● Input for this task:
- - - - - - -

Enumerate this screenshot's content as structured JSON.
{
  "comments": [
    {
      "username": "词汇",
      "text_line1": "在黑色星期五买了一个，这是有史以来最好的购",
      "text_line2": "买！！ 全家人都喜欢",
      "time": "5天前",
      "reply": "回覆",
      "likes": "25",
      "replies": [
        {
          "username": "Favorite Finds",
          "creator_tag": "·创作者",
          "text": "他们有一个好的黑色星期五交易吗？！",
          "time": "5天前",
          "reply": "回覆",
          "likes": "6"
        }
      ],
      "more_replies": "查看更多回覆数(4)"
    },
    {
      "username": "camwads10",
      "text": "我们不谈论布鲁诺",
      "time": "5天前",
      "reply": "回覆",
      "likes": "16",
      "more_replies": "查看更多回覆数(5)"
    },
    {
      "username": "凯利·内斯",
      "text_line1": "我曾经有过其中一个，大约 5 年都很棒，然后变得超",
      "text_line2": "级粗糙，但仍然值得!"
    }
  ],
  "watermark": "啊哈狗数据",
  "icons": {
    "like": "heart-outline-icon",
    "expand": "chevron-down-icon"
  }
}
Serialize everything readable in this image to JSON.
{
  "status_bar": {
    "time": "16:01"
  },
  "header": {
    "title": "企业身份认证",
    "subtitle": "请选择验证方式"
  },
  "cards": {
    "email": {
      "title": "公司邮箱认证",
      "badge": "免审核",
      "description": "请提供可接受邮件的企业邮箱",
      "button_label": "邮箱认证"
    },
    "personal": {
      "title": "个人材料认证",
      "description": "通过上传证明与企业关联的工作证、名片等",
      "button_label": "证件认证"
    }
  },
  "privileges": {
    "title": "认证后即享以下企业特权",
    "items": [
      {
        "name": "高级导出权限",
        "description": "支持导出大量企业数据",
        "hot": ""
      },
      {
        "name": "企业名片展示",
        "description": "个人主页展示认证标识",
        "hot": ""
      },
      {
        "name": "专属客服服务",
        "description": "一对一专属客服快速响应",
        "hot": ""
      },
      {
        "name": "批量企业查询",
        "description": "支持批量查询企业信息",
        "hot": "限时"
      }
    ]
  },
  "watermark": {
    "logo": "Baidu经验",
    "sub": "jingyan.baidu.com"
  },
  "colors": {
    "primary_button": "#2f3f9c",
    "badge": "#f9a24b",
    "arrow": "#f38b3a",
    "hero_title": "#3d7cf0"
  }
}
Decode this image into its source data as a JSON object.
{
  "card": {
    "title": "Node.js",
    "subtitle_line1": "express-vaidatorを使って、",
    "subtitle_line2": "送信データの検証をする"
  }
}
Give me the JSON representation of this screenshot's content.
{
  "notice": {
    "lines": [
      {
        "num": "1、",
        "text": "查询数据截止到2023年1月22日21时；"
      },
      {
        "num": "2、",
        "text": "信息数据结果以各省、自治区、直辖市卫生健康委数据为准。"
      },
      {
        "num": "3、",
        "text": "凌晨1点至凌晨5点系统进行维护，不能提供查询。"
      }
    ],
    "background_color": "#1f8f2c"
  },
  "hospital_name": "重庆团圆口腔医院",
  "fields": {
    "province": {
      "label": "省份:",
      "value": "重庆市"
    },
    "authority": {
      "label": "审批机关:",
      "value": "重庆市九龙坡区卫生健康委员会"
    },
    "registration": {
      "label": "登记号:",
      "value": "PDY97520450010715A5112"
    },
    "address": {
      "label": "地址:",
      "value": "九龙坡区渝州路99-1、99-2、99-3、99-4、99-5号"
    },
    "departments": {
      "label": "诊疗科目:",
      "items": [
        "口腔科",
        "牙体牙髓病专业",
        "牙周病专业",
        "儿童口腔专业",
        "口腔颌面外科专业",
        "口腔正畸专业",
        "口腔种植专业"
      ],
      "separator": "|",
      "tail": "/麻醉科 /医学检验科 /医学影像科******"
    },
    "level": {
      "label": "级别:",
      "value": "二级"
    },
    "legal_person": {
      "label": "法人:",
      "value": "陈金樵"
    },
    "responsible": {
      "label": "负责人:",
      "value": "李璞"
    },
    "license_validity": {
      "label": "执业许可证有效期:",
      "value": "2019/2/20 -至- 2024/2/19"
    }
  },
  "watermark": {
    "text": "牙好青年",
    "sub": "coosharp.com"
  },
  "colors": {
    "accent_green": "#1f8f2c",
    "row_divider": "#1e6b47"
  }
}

- - - - - - -

● Aim of the task:
Copy out each line exactly.

● Answer to the task:
Enumerate this screenshot's content as structured JSON.
{
  "comments": [
    {
      "username": "词汇",
      "text_line1": "在黑色星期五买了一个，这是有史以来最好的购",
      "text_line2": "买！！ 全家人都喜欢",
      "time": "5天前",
      "reply": "回覆",
      "likes": "25",
      "replies": [
        {
          "username": "Favorite Finds",
          "creator_tag": "·创作者",
          "text": "他们有一个好的黑色星期五交易吗？！",
          "time": "5天前",
          "reply": "回覆",
          "likes": "6"
        }
      ],
      "more_replies": "查看更多回覆数(4)"
    },
    {
      "username": "camwads10",
      "text": "我们不谈论布鲁诺",
      "time": "5天前",
      "reply": "回覆",
      "likes": "16",
      "more_replies": "查看更多回覆数(5)"
    },
    {
      "username": "凯利·内斯",
      "text_line1": "我曾经有过其中一个，大约 5 年都很棒，然后变得超",
      "text_line2": "级粗糙，但仍然值得!"
    }
  ],
  "watermark": "啊哈狗数据",
  "icons": {
    "like": "heart-outline-icon",
    "expand": "chevron-down-icon"
  }
}
Serialize everything readable in this image to JSON.
{
  "status_bar": {
    "time": "16:01"
  },
  "header": {
    "title": "企业身份认证",
    "subtitle": "请选择验证方式"
  },
  "cards": {
    "email": {
      "title": "公司邮箱认证",
      "badge": "免审核",
      "description": "请提供可接受邮件的企业邮箱",
      "button_label": "邮箱认证"
    },
    "personal": {
      "title": "个人材料认证",
      "description": "通过上传证明与企业关联的工作证、名片等",
      "button_label": "证件认证"
    }
  },
  "privileges": {
    "title": "认证后即享以下企业特权",
    "items": [
      {
        "name": "高级导出权限",
        "description": "支持导出大量企业数据",
        "hot": ""
      },
      {
        "name": "企业名片展示",
        "description": "个人主页展示认证标识",
        "hot": ""
      },
      {
        "name": "专属客服服务",
        "description": "一对一专属客服快速响应",
        "hot": ""
      },
      {
        "name": "批量企业查询",
        "description": "支持批量查询企业信息",
        "hot": "限时"
      }
    ]
  },
  "watermark": {
    "logo": "Baidu经验",
    "sub": "jingyan.baidu.com"
  },
  "colors": {
    "primary_button": "#2f3f9c",
    "badge": "#f9a24b",
    "arrow": "#f38b3a",
    "hero_title": "#3d7cf0"
  }
}
Decode this image into its source data as a JSON object.
{
  "card": {
    "title": "Node.js",
    "subtitle_line1": "express-vaidatorを使って、",
    "subtitle_line2": "送信データの検証をする"
  }
}
Give me the JSON representation of this screenshot's content.
{
  "notice": {
    "lines": [
      {
        "num": "1、",
        "text": "查询数据截止到2023年1月22日21时；"
      },
      {
        "num": "2、",
        "text": "信息数据结果以各省、自治区、直辖市卫生健康委数据为准。"
      },
      {
        "num": "3、",
        "text": "凌晨1点至凌晨5点系统进行维护，不能提供查询。"
      }
    ],
    "background_color": "#1f8f2c"
  },
  "hospital_name": "重庆团圆口腔医院",
  "fields": {
    "province": {
      "label": "省份:",
      "value": "重庆市"
    },
    "authority": {
      "label": "审批机关:",
      "value": "重庆市九龙坡区卫生健康委员会"
    },
    "registration": {
      "label": "登记号:",
      "value": "PDY97520450010715A5112"
    },
    "address": {
      "label": "地址:",
      "value": "九龙坡区渝州路99-1、99-2、99-3、99-4、99-5号"
    },
    "departments": {
      "label": "诊疗科目:",
      "items": [
        "口腔科",
        "牙体牙髓病专业",
        "牙周病专业",
        "儿童口腔专业",
        "口腔颌面外科专业",
        "口腔正畸专业",
        "口腔种植专业"
      ],
      "separator": "|",
      "tail": "/麻醉科 /医学检验科 /医学影像科******"
    },
    "level": {
      "label": "级别:",
      "value": "二级"
    },
    "legal_person": {
      "label": "法人:",
      "value": "陈金樵"
    },
    "responsible": {
      "label": "负责人:",
      "value": "李璞"
    },
    "license_validity": {
      "label": "执业许可证有效期:",
      "value": "2019/2/20 -至- 2024/2/19"
    }
  },
  "watermark": {
    "text": "牙好青年",
    "sub": "coosharp.com"
  },
  "colors": {
    "accent_green": "#1f8f2c",
    "row_divider": "#1e6b47"
  }
}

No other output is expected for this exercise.